__What the task asks__. Output the material exactly, but drop every image it holds.

━━━━━━

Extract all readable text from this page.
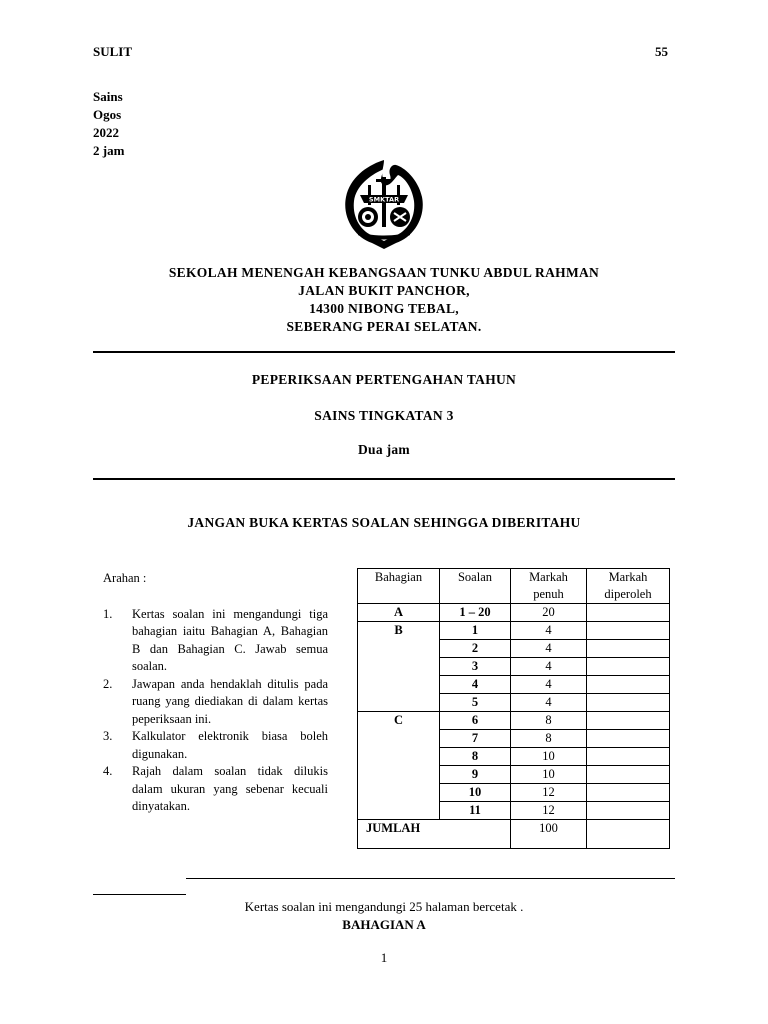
SULIT	55
Sains
Ogos
2022
2 jam
SMKTAR
SEKOLAH MENENGAH KEBANGSAAN TUNKU ABDUL RAHMAN
JALAN BUKIT PANCHOR,
14300 NIBONG TEBAL,
SEBERANG PERAI SELATAN.
PEPERIKSAAN PERTENGAHAN TAHUN
SAINS TINGKATAN 3
Dua jam
JANGAN BUKA KERTAS SOALAN SEHINGGA DIBERITAHU
Arahan :
1. Kertas soalan ini mengandungi tiga bahagian iaitu Bahagian A, Bahagian B dan Bahagian C. Jawab semua soalan.
2. Jawapan anda hendaklah ditulis pada ruang yang diediakan di dalam kertas peperiksaan ini.
3. Kalkulator elektronik biasa boleh digunakan.
4. Rajah dalam soalan tidak dilukis dalam ukuran yang sebenar kecuali dinyatakan.
Bahagian	Soalan	Markah penuh	Markah diperoleh
A	1 – 20	20	
B	1	4	
	2	4	
	3	4	
	4	4	
	5	4	
C	6	8	
	7	8	
	8	10	
	9	10	
	10	12	
	11	12	
JUMLAH		100	
Kertas soalan ini mengandungi 25 halaman bercetak .
BAHAGIAN A
1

━━━━━━

__Result of this task__.
Extract all readable text from this page.
SULIT	55
Sains
Ogos
2022
2 jam
SMKTAR
SEKOLAH MENENGAH KEBANGSAAN TUNKU ABDUL RAHMAN
JALAN BUKIT PANCHOR,
14300 NIBONG TEBAL,
SEBERANG PERAI SELATAN.
PEPERIKSAAN PERTENGAHAN TAHUN
SAINS TINGKATAN 3
Dua jam
JANGAN BUKA KERTAS SOALAN SEHINGGA DIBERITAHU
Arahan :
1. Kertas soalan ini mengandungi tiga bahagian iaitu Bahagian A, Bahagian B dan Bahagian C. Jawab semua soalan.
2. Jawapan anda hendaklah ditulis pada ruang yang diediakan di dalam kertas peperiksaan ini.
3. Kalkulator elektronik biasa boleh digunakan.
4. Rajah dalam soalan tidak dilukis dalam ukuran yang sebenar kecuali dinyatakan.
Bahagian	Soalan	Markah penuh	Markah diperoleh
A	1 – 20	20	
B	1	4	
	2	4	
	3	4	
	4	4	
	5	4	
C	6	8	
	7	8	
	8	10	
	9	10	
	10	12	
	11	12	
JUMLAH		100	
Kertas soalan ini mengandungi 25 halaman bercetak .
BAHAGIAN A
1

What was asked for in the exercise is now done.